Records from a data collection
################

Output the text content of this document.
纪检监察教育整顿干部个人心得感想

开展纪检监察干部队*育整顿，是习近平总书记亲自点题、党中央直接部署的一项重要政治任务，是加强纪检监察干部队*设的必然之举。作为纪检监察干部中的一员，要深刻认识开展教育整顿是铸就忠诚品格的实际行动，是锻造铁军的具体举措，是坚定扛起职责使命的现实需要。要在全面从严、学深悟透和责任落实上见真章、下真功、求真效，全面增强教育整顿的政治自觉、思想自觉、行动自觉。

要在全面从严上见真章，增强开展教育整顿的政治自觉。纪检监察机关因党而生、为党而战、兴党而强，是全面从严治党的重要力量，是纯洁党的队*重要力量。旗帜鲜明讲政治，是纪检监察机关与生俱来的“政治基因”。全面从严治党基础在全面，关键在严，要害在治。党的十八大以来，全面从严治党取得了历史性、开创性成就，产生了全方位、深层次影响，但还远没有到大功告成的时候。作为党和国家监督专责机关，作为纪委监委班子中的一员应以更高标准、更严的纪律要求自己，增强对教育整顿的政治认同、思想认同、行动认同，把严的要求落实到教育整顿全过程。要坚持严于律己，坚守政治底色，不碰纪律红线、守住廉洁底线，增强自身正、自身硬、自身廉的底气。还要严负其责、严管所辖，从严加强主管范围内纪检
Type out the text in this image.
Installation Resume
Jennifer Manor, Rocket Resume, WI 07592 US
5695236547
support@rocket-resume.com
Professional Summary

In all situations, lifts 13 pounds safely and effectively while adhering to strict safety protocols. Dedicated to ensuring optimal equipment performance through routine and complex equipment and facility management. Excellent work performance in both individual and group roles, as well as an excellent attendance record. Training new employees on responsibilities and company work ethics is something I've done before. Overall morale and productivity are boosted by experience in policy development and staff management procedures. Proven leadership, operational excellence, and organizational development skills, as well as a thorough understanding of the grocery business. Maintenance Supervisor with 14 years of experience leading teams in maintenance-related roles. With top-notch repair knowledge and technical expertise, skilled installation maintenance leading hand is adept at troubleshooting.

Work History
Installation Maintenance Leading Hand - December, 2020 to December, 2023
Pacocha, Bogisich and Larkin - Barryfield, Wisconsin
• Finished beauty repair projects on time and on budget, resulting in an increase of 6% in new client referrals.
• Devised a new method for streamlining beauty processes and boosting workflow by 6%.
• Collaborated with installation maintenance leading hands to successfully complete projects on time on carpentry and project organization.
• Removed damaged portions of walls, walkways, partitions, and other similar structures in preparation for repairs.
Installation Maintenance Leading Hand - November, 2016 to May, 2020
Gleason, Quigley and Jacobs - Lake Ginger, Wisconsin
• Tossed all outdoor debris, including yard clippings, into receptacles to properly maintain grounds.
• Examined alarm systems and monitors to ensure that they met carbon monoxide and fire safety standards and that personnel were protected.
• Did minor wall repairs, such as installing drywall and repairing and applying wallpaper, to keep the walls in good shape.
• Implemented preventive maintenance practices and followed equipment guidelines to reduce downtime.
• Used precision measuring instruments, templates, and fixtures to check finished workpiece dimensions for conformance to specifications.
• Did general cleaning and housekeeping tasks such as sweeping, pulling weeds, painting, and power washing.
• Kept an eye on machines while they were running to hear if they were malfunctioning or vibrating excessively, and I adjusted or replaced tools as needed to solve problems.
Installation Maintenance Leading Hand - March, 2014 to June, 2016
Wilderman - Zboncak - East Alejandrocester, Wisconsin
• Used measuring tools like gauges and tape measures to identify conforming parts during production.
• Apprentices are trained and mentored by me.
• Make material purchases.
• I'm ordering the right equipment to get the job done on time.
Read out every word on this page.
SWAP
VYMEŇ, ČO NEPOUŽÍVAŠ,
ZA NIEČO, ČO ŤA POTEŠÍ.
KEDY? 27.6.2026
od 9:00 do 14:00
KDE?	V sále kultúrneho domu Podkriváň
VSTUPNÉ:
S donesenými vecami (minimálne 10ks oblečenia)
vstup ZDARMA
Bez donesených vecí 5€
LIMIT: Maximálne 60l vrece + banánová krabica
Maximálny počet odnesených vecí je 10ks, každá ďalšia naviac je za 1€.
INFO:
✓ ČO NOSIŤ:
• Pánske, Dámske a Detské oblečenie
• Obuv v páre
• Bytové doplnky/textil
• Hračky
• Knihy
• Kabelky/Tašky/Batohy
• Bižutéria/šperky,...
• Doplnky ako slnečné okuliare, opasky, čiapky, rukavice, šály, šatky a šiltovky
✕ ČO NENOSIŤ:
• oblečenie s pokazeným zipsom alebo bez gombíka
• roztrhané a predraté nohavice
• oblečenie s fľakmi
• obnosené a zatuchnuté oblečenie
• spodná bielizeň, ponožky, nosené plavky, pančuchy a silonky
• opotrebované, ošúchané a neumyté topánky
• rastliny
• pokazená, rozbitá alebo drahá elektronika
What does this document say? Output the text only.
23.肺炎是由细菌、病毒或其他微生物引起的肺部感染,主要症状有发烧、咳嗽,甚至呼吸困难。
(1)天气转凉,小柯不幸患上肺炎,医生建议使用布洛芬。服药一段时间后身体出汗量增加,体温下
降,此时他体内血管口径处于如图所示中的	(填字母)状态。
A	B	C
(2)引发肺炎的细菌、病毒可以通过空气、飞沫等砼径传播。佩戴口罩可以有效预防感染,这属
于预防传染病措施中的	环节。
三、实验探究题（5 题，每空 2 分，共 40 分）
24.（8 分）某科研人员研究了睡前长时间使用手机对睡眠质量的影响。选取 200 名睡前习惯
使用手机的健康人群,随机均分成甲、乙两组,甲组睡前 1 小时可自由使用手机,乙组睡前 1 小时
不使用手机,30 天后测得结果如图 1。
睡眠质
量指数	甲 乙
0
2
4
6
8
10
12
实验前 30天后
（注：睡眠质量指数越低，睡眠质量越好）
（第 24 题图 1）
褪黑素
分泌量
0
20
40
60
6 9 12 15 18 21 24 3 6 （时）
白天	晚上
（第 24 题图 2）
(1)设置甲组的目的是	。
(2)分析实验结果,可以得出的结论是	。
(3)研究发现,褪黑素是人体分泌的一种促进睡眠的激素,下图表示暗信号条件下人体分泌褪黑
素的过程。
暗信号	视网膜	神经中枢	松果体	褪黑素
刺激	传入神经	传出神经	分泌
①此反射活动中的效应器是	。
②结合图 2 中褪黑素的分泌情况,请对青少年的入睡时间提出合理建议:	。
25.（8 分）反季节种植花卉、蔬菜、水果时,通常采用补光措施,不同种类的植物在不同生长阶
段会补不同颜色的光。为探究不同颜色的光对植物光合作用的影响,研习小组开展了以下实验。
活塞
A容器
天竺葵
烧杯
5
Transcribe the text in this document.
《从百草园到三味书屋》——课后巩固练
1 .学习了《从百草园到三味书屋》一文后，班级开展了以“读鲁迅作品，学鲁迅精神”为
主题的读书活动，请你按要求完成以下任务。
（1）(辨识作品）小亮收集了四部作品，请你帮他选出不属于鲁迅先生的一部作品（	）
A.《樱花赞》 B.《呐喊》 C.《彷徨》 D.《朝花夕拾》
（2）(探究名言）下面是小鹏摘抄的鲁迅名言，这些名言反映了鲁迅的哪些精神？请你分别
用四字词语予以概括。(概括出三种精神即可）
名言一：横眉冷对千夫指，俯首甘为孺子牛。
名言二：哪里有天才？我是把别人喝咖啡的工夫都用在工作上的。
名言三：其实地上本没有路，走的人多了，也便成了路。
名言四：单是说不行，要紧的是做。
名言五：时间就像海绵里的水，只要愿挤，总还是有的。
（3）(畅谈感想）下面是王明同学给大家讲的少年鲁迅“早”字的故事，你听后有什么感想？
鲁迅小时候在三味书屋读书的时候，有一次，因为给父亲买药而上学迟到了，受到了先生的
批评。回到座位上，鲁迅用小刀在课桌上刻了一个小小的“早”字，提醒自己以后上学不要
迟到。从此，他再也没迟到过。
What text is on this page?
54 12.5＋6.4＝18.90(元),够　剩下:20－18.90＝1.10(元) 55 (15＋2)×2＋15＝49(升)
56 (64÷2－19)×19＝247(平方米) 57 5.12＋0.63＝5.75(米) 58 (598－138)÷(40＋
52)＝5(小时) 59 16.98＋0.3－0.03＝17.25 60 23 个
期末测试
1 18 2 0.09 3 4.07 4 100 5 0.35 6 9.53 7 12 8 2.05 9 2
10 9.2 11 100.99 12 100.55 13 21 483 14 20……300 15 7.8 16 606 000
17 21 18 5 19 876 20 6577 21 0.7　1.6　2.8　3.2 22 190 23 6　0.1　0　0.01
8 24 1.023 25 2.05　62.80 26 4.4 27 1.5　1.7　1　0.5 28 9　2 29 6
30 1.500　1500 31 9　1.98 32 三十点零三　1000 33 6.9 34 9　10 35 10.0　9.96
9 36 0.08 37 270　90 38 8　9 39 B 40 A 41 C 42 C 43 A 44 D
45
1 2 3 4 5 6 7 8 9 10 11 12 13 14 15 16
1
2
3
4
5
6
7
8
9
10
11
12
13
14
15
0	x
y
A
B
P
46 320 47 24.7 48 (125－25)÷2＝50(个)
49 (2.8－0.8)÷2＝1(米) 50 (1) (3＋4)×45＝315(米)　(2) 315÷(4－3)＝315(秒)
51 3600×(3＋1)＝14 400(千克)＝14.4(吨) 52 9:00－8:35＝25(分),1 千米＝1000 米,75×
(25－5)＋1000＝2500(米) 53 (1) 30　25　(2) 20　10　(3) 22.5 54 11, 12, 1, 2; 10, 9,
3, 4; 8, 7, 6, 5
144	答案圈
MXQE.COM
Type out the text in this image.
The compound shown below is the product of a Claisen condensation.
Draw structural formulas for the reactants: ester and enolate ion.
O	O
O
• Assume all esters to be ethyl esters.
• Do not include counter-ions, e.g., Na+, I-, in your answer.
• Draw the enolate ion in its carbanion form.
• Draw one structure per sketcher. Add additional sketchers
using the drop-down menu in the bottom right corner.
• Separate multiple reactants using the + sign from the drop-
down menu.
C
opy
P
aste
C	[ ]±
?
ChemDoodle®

################

▸ **Task requirements**
Go through the records. Copy each line where "measuring" appears.

▸ **Reply**
• Used precision measuring instruments, templates, and fixtures to check finished workpiece dimensions for conformance to specifications.
• Used measuring tools like gauges and tape measures to identify conforming parts during production.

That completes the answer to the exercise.